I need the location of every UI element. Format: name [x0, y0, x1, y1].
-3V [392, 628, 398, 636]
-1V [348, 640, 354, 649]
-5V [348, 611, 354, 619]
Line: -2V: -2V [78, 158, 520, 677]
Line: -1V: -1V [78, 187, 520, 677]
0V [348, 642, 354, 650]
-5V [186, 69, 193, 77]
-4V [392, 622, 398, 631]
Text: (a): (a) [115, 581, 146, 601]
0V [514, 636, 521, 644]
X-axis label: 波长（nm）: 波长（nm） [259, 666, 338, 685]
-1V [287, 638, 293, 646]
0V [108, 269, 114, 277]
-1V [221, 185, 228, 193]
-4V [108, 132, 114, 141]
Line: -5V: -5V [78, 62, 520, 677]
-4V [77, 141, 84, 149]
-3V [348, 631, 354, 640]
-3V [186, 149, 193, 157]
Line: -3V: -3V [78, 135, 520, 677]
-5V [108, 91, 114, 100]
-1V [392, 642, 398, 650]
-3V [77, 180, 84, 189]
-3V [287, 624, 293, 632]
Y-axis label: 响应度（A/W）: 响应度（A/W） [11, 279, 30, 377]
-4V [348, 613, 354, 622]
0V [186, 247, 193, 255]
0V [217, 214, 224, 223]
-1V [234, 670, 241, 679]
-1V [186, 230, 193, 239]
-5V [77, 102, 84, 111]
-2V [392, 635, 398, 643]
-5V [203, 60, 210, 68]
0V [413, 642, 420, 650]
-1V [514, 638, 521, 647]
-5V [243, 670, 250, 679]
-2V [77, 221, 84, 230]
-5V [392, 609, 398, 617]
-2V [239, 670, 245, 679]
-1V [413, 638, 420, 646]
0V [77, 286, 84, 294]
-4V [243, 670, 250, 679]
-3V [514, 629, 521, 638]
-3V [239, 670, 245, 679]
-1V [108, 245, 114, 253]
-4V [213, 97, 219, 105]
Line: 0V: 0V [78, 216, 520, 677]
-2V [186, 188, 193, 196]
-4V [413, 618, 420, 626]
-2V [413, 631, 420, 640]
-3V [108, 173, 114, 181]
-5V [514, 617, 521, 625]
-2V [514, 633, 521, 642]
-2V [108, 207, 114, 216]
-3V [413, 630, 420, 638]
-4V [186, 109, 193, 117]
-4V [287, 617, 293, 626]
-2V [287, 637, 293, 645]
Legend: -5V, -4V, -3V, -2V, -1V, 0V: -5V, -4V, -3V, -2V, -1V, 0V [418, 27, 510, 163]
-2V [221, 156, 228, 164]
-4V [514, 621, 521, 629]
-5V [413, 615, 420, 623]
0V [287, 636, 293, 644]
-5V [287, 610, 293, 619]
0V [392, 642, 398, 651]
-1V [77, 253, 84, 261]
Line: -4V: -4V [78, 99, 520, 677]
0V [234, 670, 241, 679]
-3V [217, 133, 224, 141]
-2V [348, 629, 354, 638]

Task prompt: Copy every row above, putting "Curve" wherever "Line" appears and keeping everything else the same.

The answer:
I need the location of every UI element. Format: name [x0, y0, x1, y1].
-3V [392, 628, 398, 636]
-1V [348, 640, 354, 649]
-5V [348, 611, 354, 619]
Curve: -2V: -2V [78, 158, 520, 677]
Curve: -1V: -1V [78, 187, 520, 677]
0V [348, 642, 354, 650]
-5V [186, 69, 193, 77]
-4V [392, 622, 398, 631]
Text: (a): (a) [115, 581, 146, 601]
0V [514, 636, 521, 644]
X-axis label: 波长（nm）: 波长（nm） [259, 666, 338, 685]
-1V [287, 638, 293, 646]
0V [108, 269, 114, 277]
-1V [221, 185, 228, 193]
-4V [108, 132, 114, 141]
Curve: -5V: -5V [78, 62, 520, 677]
-4V [77, 141, 84, 149]
-3V [348, 631, 354, 640]
-3V [186, 149, 193, 157]
Curve: -3V: -3V [78, 135, 520, 677]
-5V [108, 91, 114, 100]
-1V [392, 642, 398, 650]
-3V [77, 180, 84, 189]
-3V [287, 624, 293, 632]
Y-axis label: 响应度（A/W）: 响应度（A/W） [11, 279, 30, 377]
-4V [348, 613, 354, 622]
0V [186, 247, 193, 255]
0V [217, 214, 224, 223]
-1V [234, 670, 241, 679]
-1V [186, 230, 193, 239]
-5V [77, 102, 84, 111]
-2V [392, 635, 398, 643]
-5V [203, 60, 210, 68]
0V [413, 642, 420, 650]
-1V [514, 638, 521, 647]
-5V [243, 670, 250, 679]
-2V [77, 221, 84, 230]
-5V [392, 609, 398, 617]
-2V [239, 670, 245, 679]
-1V [413, 638, 420, 646]
0V [77, 286, 84, 294]
-4V [243, 670, 250, 679]
-3V [514, 629, 521, 638]
-3V [239, 670, 245, 679]
-1V [108, 245, 114, 253]
-4V [213, 97, 219, 105]
Curve: 0V: 0V [78, 216, 520, 677]
-2V [186, 188, 193, 196]
-4V [413, 618, 420, 626]
-2V [413, 631, 420, 640]
-3V [108, 173, 114, 181]
-5V [514, 617, 521, 625]
-2V [514, 633, 521, 642]
-2V [108, 207, 114, 216]
-3V [413, 630, 420, 638]
-4V [186, 109, 193, 117]
-4V [287, 617, 293, 626]
-2V [287, 637, 293, 645]
Legend: -5V, -4V, -3V, -2V, -1V, 0V: -5V, -4V, -3V, -2V, -1V, 0V [418, 27, 510, 163]
-2V [221, 156, 228, 164]
-4V [514, 621, 521, 629]
-5V [413, 615, 420, 623]
0V [287, 636, 293, 644]
-5V [287, 610, 293, 619]
0V [392, 642, 398, 651]
-1V [77, 253, 84, 261]
Curve: -4V: -4V [78, 99, 520, 677]
0V [234, 670, 241, 679]
-3V [217, 133, 224, 141]
-2V [348, 629, 354, 638]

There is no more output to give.